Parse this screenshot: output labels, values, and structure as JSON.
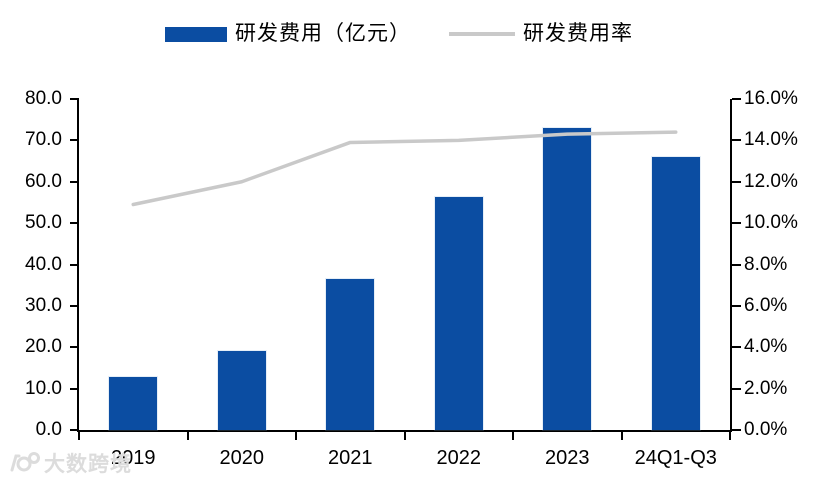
{
  "legend": {
    "items": [
      {
        "label": "研发费用（亿元）",
        "swatch": "bar"
      },
      {
        "label": "研发费用率",
        "swatch": "line"
      }
    ]
  },
  "colors": {
    "bar": "#0B4DA2",
    "bar_edge": "#7FA8D9",
    "line": "#C9C9C9",
    "axis": "#000000",
    "text": "#000000",
    "watermark": "#DCDCDC"
  },
  "watermark": {
    "icon": "dashukuajing-logo",
    "text": "大数跨境"
  },
  "chart_data": {
    "type": "bar",
    "title": "",
    "categories": [
      "2019",
      "2020",
      "2021",
      "2022",
      "2023",
      "24Q1-Q3"
    ],
    "series": [
      {
        "name": "研发费用（亿元）",
        "type": "bar",
        "axis": "left",
        "values": [
          12.8,
          19.0,
          36.6,
          56.3,
          73.0,
          66.0
        ]
      },
      {
        "name": "研发费用率",
        "type": "line",
        "axis": "right",
        "values": [
          10.9,
          12.0,
          13.9,
          14.0,
          14.3,
          14.4
        ]
      }
    ],
    "left_axis": {
      "min": 0,
      "max": 80,
      "step": 10,
      "labels": [
        "0.0",
        "10.0",
        "20.0",
        "30.0",
        "40.0",
        "50.0",
        "60.0",
        "70.0",
        "80.0"
      ]
    },
    "right_axis": {
      "min": 0,
      "max": 16,
      "step": 2,
      "labels": [
        "0.0%",
        "2.0%",
        "4.0%",
        "6.0%",
        "8.0%",
        "10.0%",
        "12.0%",
        "14.0%",
        "16.0%"
      ]
    },
    "grid": false,
    "legend_position": "top"
  }
}
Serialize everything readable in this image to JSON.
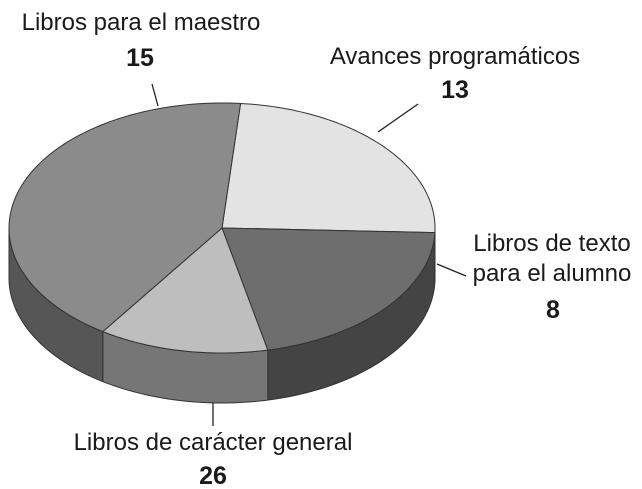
{
  "chart_data": {
    "type": "pie",
    "categories": [
      "Libros para el maestro",
      "Avances programáticos",
      "Libros de texto para el alumno",
      "Libros de carácter general"
    ],
    "values": [
      15,
      13,
      8,
      26
    ],
    "colors": [
      "#e3e3e3",
      "#6e6e6e",
      "#bebebe",
      "#8b8b8b"
    ]
  }
}
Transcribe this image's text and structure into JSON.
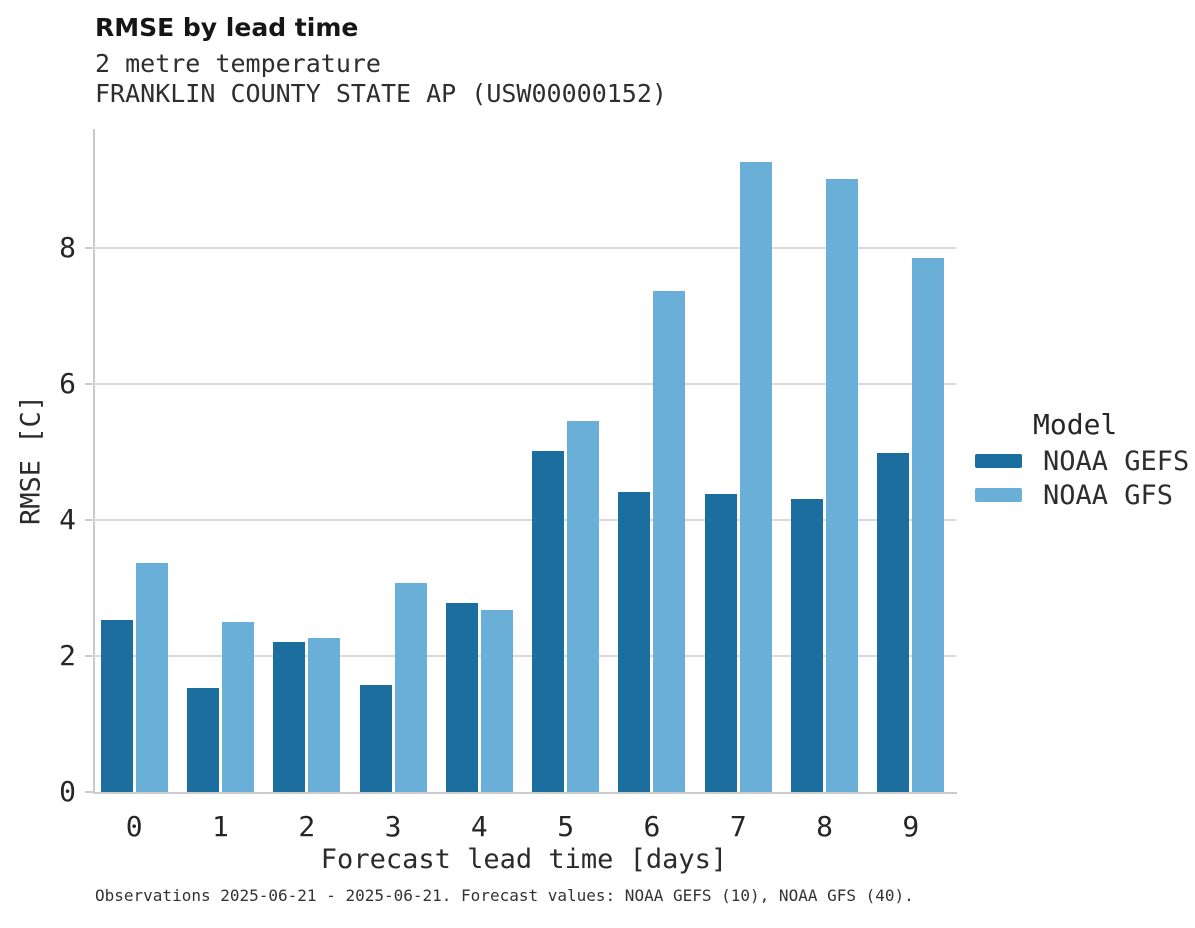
{
  "chart_data": {
    "type": "bar",
    "title": "RMSE by lead time",
    "subtitle": "2 metre temperature",
    "station": "FRANKLIN COUNTY STATE AP (USW00000152)",
    "xlabel": "Forecast lead time [days]",
    "ylabel": "RMSE [C]",
    "categories": [
      "0",
      "1",
      "2",
      "3",
      "4",
      "5",
      "6",
      "7",
      "8",
      "9"
    ],
    "series": [
      {
        "name": "NOAA GEFS",
        "color": "#1c6e9e",
        "values": [
          2.53,
          1.53,
          2.2,
          1.57,
          2.78,
          5.02,
          4.41,
          4.38,
          4.31,
          4.99
        ]
      },
      {
        "name": "NOAA GFS",
        "color": "#69afd8",
        "values": [
          3.37,
          2.5,
          2.27,
          3.08,
          2.68,
          5.45,
          7.37,
          9.27,
          9.01,
          7.86
        ]
      }
    ],
    "yticks": [
      0,
      2,
      4,
      6,
      8
    ],
    "ylim": [
      0,
      9.75
    ],
    "grid": "horizontal",
    "legend_title": "Model",
    "legend_position": "right",
    "footer": "Observations 2025-06-21 - 2025-06-21. Forecast values: NOAA GEFS (10), NOAA GFS (40)."
  }
}
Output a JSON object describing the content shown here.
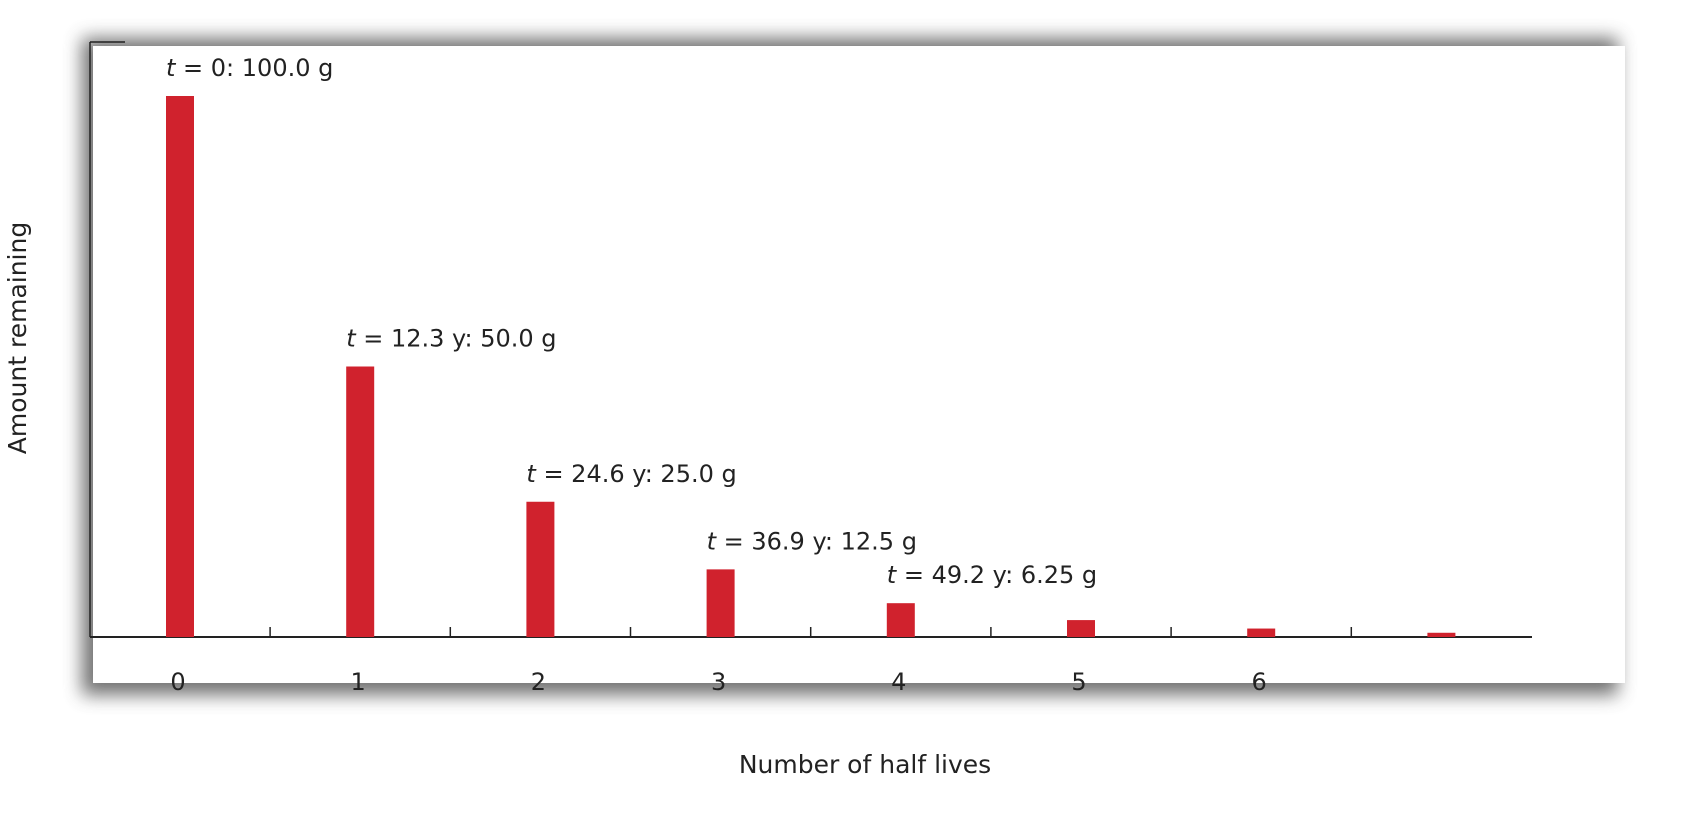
{
  "chart_data": {
    "type": "bar",
    "title": "",
    "xlabel": "Number of half lives",
    "ylabel": "Amount remaining",
    "categories": [
      "0",
      "1",
      "2",
      "3",
      "4",
      "5",
      "6",
      ""
    ],
    "values": [
      100.0,
      50.0,
      25.0,
      12.5,
      6.25,
      3.125,
      1.5625,
      0.78125
    ],
    "ylim": [
      0,
      100
    ],
    "grid": false,
    "legend": "none",
    "bar_color": "#d0222d",
    "annotations": [
      {
        "index": 0,
        "var": "t",
        "text": " = 0:  100.0 g"
      },
      {
        "index": 1,
        "var": "t",
        "text": " = 12.3 y:  50.0 g"
      },
      {
        "index": 2,
        "var": "t",
        "text": " = 24.6 y:  25.0 g"
      },
      {
        "index": 3,
        "var": "t",
        "text": " = 36.9 y:  12.5 g"
      },
      {
        "index": 4,
        "var": "t",
        "text": " = 49.2 y:  6.25 g"
      }
    ]
  }
}
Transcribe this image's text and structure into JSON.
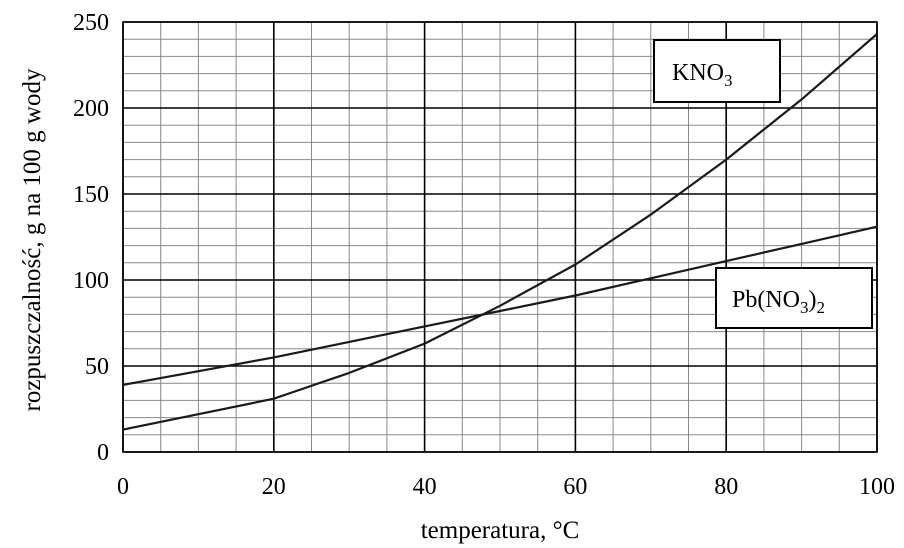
{
  "chart_data": {
    "type": "line",
    "xlabel": "temperatura, °C",
    "ylabel": "rozpuszczalność, g na 100 g wody",
    "xlim": [
      0,
      100
    ],
    "ylim": [
      0,
      250
    ],
    "x_ticks": [
      "0",
      "20",
      "40",
      "60",
      "80",
      "100"
    ],
    "y_ticks": [
      "0",
      "50",
      "100",
      "150",
      "200",
      "250"
    ],
    "grid": true,
    "series": [
      {
        "name": "KNO3",
        "label_main": "KNO",
        "label_sub": "3",
        "label_tail": "",
        "label_tail_sub": "",
        "x": [
          0,
          10,
          20,
          22,
          30,
          40,
          50,
          60,
          70,
          80,
          90,
          100
        ],
        "y": [
          13,
          22,
          31,
          34,
          46,
          63,
          85,
          109,
          138,
          170,
          205,
          243
        ]
      },
      {
        "name": "Pb(NO3)2",
        "label_main": "Pb(NO",
        "label_sub": "3",
        "label_tail": ")",
        "label_tail_sub": "2",
        "x": [
          0,
          10,
          20,
          30,
          40,
          50,
          60,
          70,
          80,
          90,
          100
        ],
        "y": [
          39,
          47,
          55,
          64,
          73,
          82,
          91,
          101,
          111,
          121,
          131
        ]
      }
    ]
  }
}
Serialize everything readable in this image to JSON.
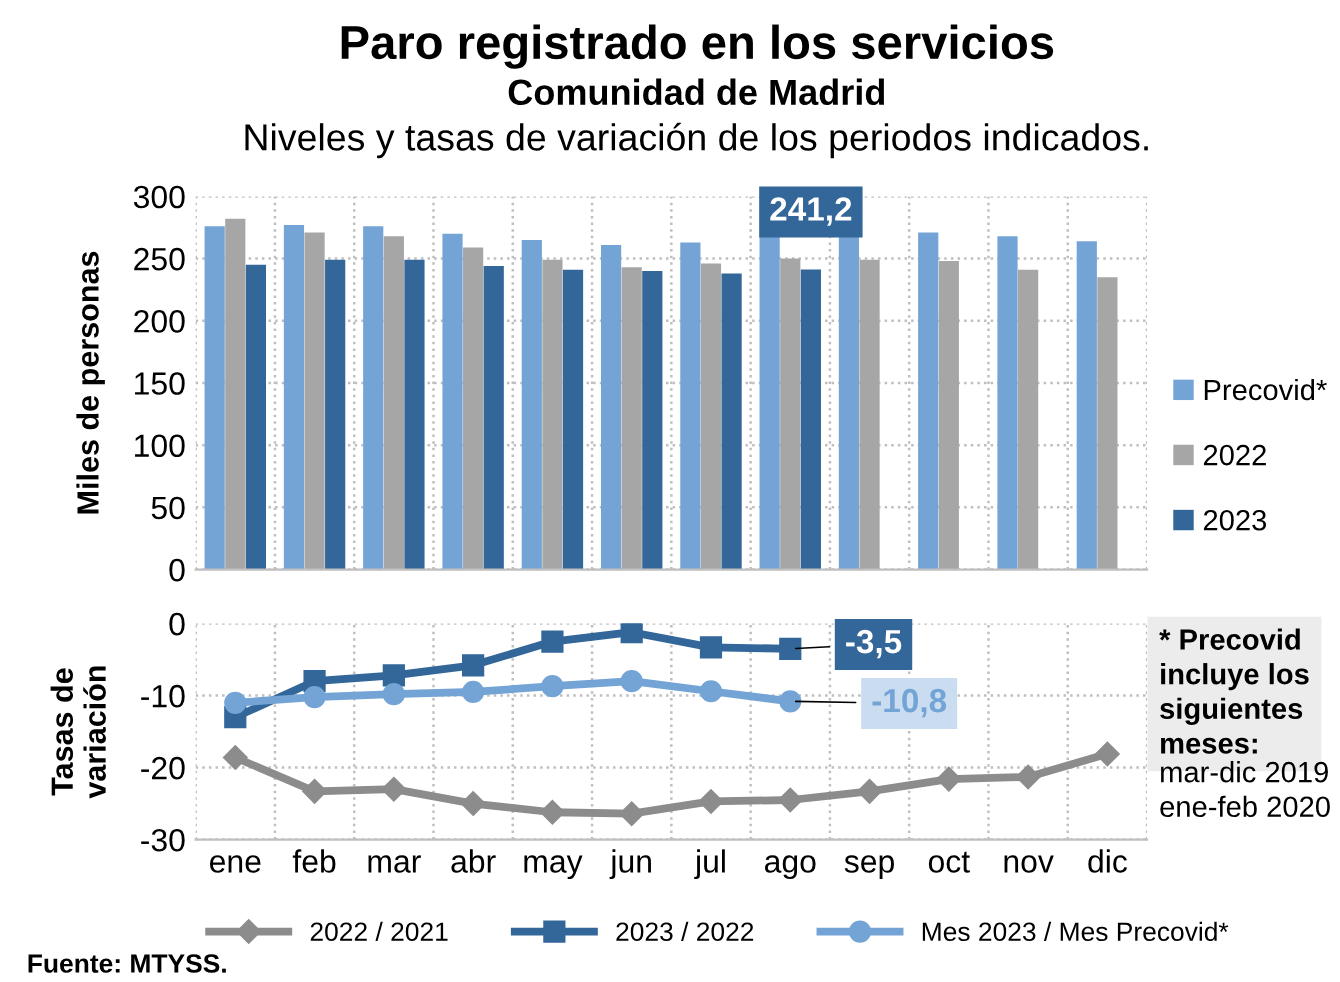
{
  "chart_data": [
    {
      "type": "bar",
      "title": "Paro registrado en los servicios",
      "subtitle": "Comunidad de Madrid",
      "ylabel": "Miles de personas",
      "annotations": [
        "Niveles y tasas de variación de los periodos indicados."
      ],
      "categories": [
        null,
        null,
        null,
        null,
        null,
        null,
        null,
        null,
        null,
        null,
        null,
        null
      ],
      "series": [
        {
          "name": "Precovid*",
          "color": "#74a4d6",
          "values": [
            276,
            277,
            276,
            270,
            265,
            261,
            263,
            268,
            270,
            271,
            268,
            264
          ]
        },
        {
          "name": "2022",
          "color": "#a6a6a6",
          "values": [
            282,
            271,
            268,
            259,
            249,
            243,
            246,
            250,
            249,
            248,
            241,
            235
          ]
        },
        {
          "name": "2023",
          "color": "#336699",
          "values": [
            245,
            249,
            249,
            244,
            241,
            240,
            238,
            241.2,
            null,
            null,
            null,
            null
          ],
          "value_labels": [
            null,
            null,
            null,
            null,
            null,
            null,
            null,
            "241,2",
            null,
            null,
            null,
            null
          ]
        }
      ],
      "ylim": [
        0,
        300
      ],
      "yticks": [
        0,
        50,
        100,
        150,
        200,
        250,
        300
      ],
      "grid": true,
      "legend": "right",
      "tick_labels": "y"
    },
    {
      "type": "line",
      "ylabel": "Tasas de\nvariación",
      "annotations": [
        "* Precovid\nincluye los\nsiguientes\nmeses:",
        "mar-dic 2019\nene-feb 2020",
        "Fuente: MTYSS."
      ],
      "categories": [
        "ene",
        "feb",
        "mar",
        "abr",
        "may",
        "jun",
        "jul",
        "ago",
        "sep",
        "oct",
        "nov",
        "dic"
      ],
      "series": [
        {
          "name": "2022 / 2021",
          "color": "#8c8c8c",
          "marker": "diamond",
          "values": [
            -18.6,
            -23.3,
            -23,
            -25,
            -26.2,
            -26.4,
            -24.7,
            -24.5,
            -23.3,
            -21.6,
            -21.3,
            -18.1
          ]
        },
        {
          "name": "2023 / 2022",
          "color": "#336699",
          "marker": "square",
          "values": [
            -13,
            -8,
            -7.2,
            -5.8,
            -2.5,
            -1.2,
            -3.3,
            -3.5,
            null,
            null,
            null,
            null
          ],
          "value_labels": [
            null,
            null,
            null,
            null,
            null,
            null,
            null,
            "-3,5",
            null,
            null,
            null,
            null
          ]
        },
        {
          "name": "Mes 2023 / Mes Precovid*",
          "color": "#74a4d6",
          "marker": "circle",
          "values": [
            -11,
            -10.2,
            -9.8,
            -9.5,
            -8.7,
            -8,
            -9.4,
            -10.8,
            null,
            null,
            null,
            null
          ],
          "value_labels": [
            null,
            null,
            null,
            null,
            null,
            null,
            null,
            "-10,8",
            null,
            null,
            null,
            null
          ]
        }
      ],
      "ylim": [
        -30,
        0
      ],
      "yticks": [
        -30,
        -20,
        -10,
        0
      ],
      "grid": true,
      "legend": "bottom",
      "line_style": "solid"
    }
  ]
}
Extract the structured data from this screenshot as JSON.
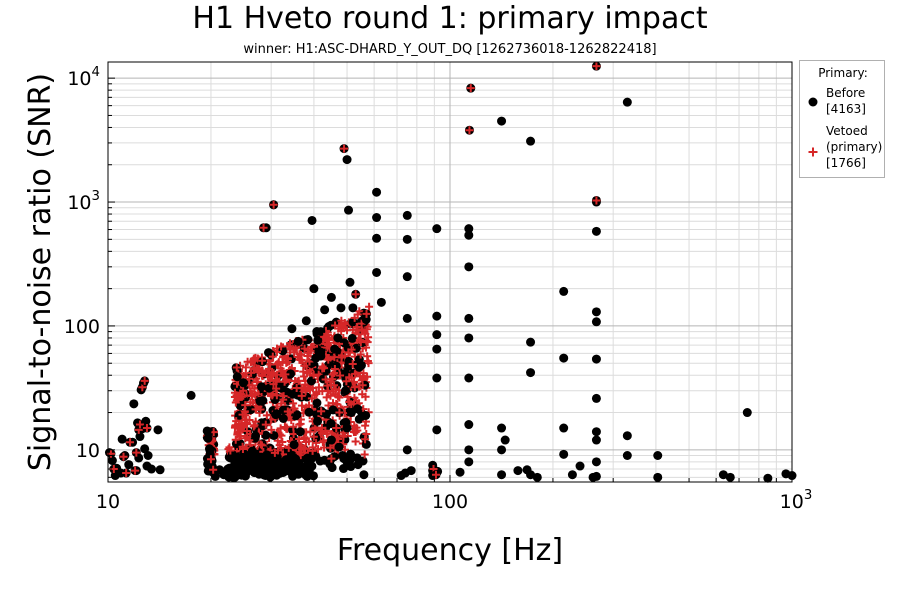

### TASK OBJECTIVE
Report how many lines of the records above contain the word "Libros", and give only that number.

### FULL ANSWER
3